> [Task to complete] Word for word, give the material below again, minus any images.

Records from a data collection
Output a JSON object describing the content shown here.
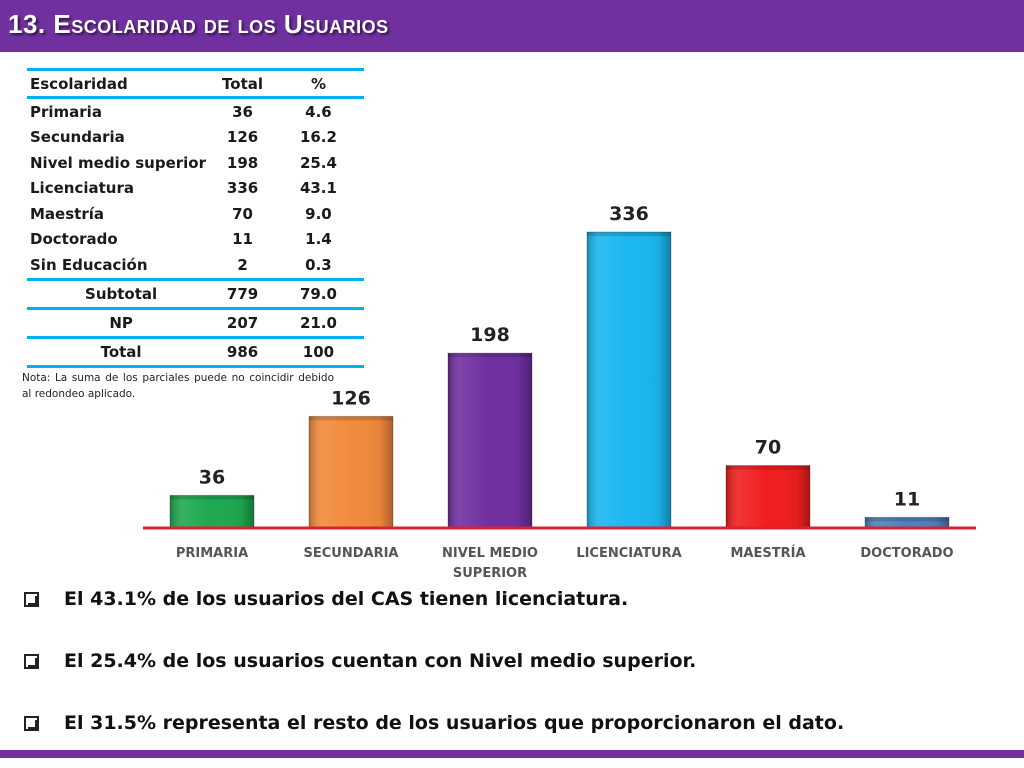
{
  "header": {
    "title": "13. Escolaridad de los Usuarios"
  },
  "table": {
    "headers": [
      "Escolaridad",
      "Total",
      "%"
    ],
    "rows": [
      [
        "Primaria",
        "36",
        "4.6"
      ],
      [
        "Secundaria",
        "126",
        "16.2"
      ],
      [
        "Nivel medio superior",
        "198",
        "25.4"
      ],
      [
        "Licenciatura",
        "336",
        "43.1"
      ],
      [
        "Maestría",
        "70",
        "9.0"
      ],
      [
        "Doctorado",
        "11",
        "1.4"
      ],
      [
        "Sin Educación",
        "2",
        "0.3"
      ]
    ],
    "subtotal": [
      "Subtotal",
      "779",
      "79.0"
    ],
    "np": [
      "NP",
      "207",
      "21.0"
    ],
    "total": [
      "Total",
      "986",
      "100"
    ]
  },
  "note": "Nota: La suma de los parciales puede no coincidir debido al redondeo aplicado.",
  "chart_data": {
    "type": "bar",
    "categories": [
      "PRIMARIA",
      "SECUNDARIA",
      "NIVEL MEDIO SUPERIOR",
      "LICENCIATURA",
      "MAESTRÍA",
      "DOCTORADO"
    ],
    "category_lines": [
      [
        "PRIMARIA"
      ],
      [
        "SECUNDARIA"
      ],
      [
        "NIVEL MEDIO",
        "SUPERIOR"
      ],
      [
        "LICENCIATURA"
      ],
      [
        "MAESTRÍA"
      ],
      [
        "DOCTORADO"
      ]
    ],
    "values": [
      36,
      126,
      198,
      336,
      70,
      11
    ],
    "colors": [
      "#1fa84f",
      "#f28a3c",
      "#7030a0",
      "#1ab7f0",
      "#f01e1e",
      "#4f81bd"
    ],
    "baseline_color": "#e0202e",
    "title": "",
    "xlabel": "",
    "ylabel": "",
    "ylim": [
      0,
      360
    ]
  },
  "bullets": [
    "El 43.1% de los usuarios del CAS tienen licenciatura.",
    "El 25.4% de los usuarios cuentan con Nivel medio superior.",
    "El  31.5% representa el resto de los usuarios que proporcionaron el dato."
  ]
}
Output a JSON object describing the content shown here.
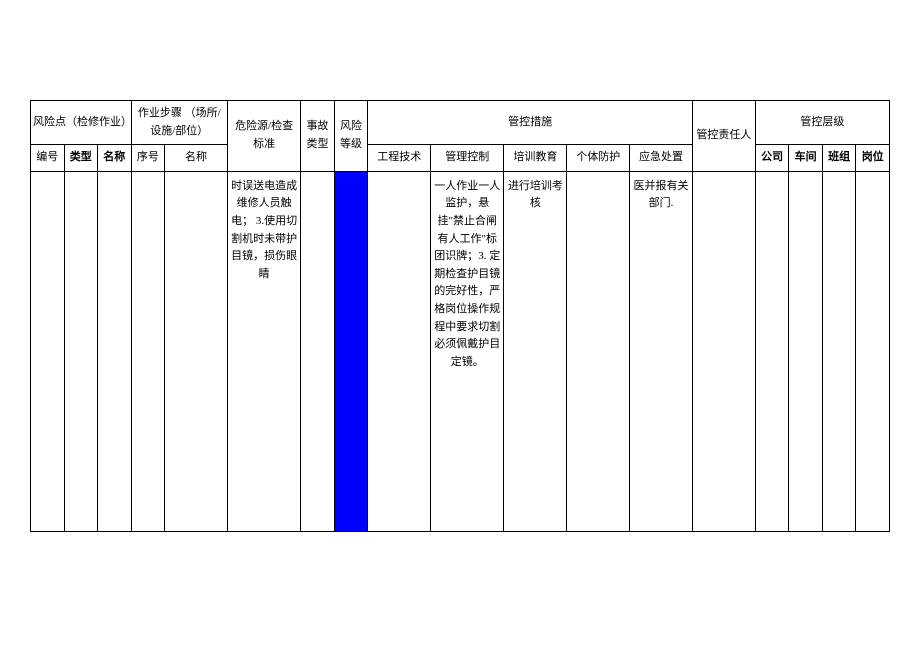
{
  "header": {
    "risk_point": "风险点（检修作业）",
    "work_step": "作业步骤\n（场所/设施/部位）",
    "hazard_std": "危险源/检查标准",
    "accident_type": "事故类型",
    "risk_level": "风险等级",
    "measures": "管控措施",
    "responsible": "管控责任人",
    "level": "管控层级",
    "sub": {
      "no": "编号",
      "type": "类型",
      "name": "名称",
      "seq": "序号",
      "step_name": "名称",
      "eng": "工程技术",
      "mgmt": "管理控制",
      "train": "培训教育",
      "ppe": "个体防护",
      "emerg": "应急处置",
      "company": "公司",
      "workshop": "车间",
      "team": "班组",
      "post": "岗位"
    }
  },
  "row": {
    "hazard": "时误送电造成维修人员触电；\n3.使用切割机时未带护目镜，损伤眼睛",
    "mgmt": "一人作业一人监护，悬挂\"禁止合闸有人工作\"标团识牌；3. 定期检查护目镜的完好性，严格岗位操作规程中要求切割必须佩戴护目定镜。",
    "train": "进行培训考核",
    "emerg": "医并报有关部门."
  },
  "colors": {
    "blue": "#0000ff",
    "border": "#000000",
    "bg": "#ffffff"
  }
}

> [The solution]
Output a JSON object describing the content shown here.
{
  "header": {
    "title": "13. Escolaridad de los Usuarios"
  },
  "table": {
    "headers": [
      "Escolaridad",
      "Total",
      "%"
    ],
    "rows": [
      [
        "Primaria",
        "36",
        "4.6"
      ],
      [
        "Secundaria",
        "126",
        "16.2"
      ],
      [
        "Nivel medio superior",
        "198",
        "25.4"
      ],
      [
        "Licenciatura",
        "336",
        "43.1"
      ],
      [
        "Maestría",
        "70",
        "9.0"
      ],
      [
        "Doctorado",
        "11",
        "1.4"
      ],
      [
        "Sin Educación",
        "2",
        "0.3"
      ]
    ],
    "subtotal": [
      "Subtotal",
      "779",
      "79.0"
    ],
    "np": [
      "NP",
      "207",
      "21.0"
    ],
    "total": [
      "Total",
      "986",
      "100"
    ]
  },
  "note": "Nota: La suma de los parciales puede no coincidir debido al redondeo aplicado.",
  "chart_data": {
    "type": "bar",
    "categories": [
      "PRIMARIA",
      "SECUNDARIA",
      "NIVEL MEDIO SUPERIOR",
      "LICENCIATURA",
      "MAESTRÍA",
      "DOCTORADO"
    ],
    "category_lines": [
      [
        "PRIMARIA"
      ],
      [
        "SECUNDARIA"
      ],
      [
        "NIVEL MEDIO",
        "SUPERIOR"
      ],
      [
        "LICENCIATURA"
      ],
      [
        "MAESTRÍA"
      ],
      [
        "DOCTORADO"
      ]
    ],
    "values": [
      36,
      126,
      198,
      336,
      70,
      11
    ],
    "colors": [
      "#1fa84f",
      "#f28a3c",
      "#7030a0",
      "#1ab7f0",
      "#f01e1e",
      "#4f81bd"
    ],
    "baseline_color": "#e0202e",
    "title": "",
    "xlabel": "",
    "ylabel": "",
    "ylim": [
      0,
      360
    ]
  },
  "bullets": [
    "El 43.1% de los usuarios del CAS tienen licenciatura.",
    "El 25.4% de los usuarios cuentan con Nivel medio superior.",
    "El  31.5% representa el resto de los usuarios que proporcionaron el dato."
  ]
}
Output a JSON object describing the content shown here.
{
  "header": {
    "risk_point": "风险点（检修作业）",
    "work_step": "作业步骤\n（场所/设施/部位）",
    "hazard_std": "危险源/检查标准",
    "accident_type": "事故类型",
    "risk_level": "风险等级",
    "measures": "管控措施",
    "responsible": "管控责任人",
    "level": "管控层级",
    "sub": {
      "no": "编号",
      "type": "类型",
      "name": "名称",
      "seq": "序号",
      "step_name": "名称",
      "eng": "工程技术",
      "mgmt": "管理控制",
      "train": "培训教育",
      "ppe": "个体防护",
      "emerg": "应急处置",
      "company": "公司",
      "workshop": "车间",
      "team": "班组",
      "post": "岗位"
    }
  },
  "row": {
    "hazard": "时误送电造成维修人员触电；\n3.使用切割机时未带护目镜，损伤眼睛",
    "mgmt": "一人作业一人监护，悬挂\"禁止合闸有人工作\"标团识牌；3. 定期检查护目镜的完好性，严格岗位操作规程中要求切割必须佩戴护目定镜。",
    "train": "进行培训考核",
    "emerg": "医并报有关部门."
  },
  "colors": {
    "blue": "#0000ff",
    "border": "#000000",
    "bg": "#ffffff"
  }
}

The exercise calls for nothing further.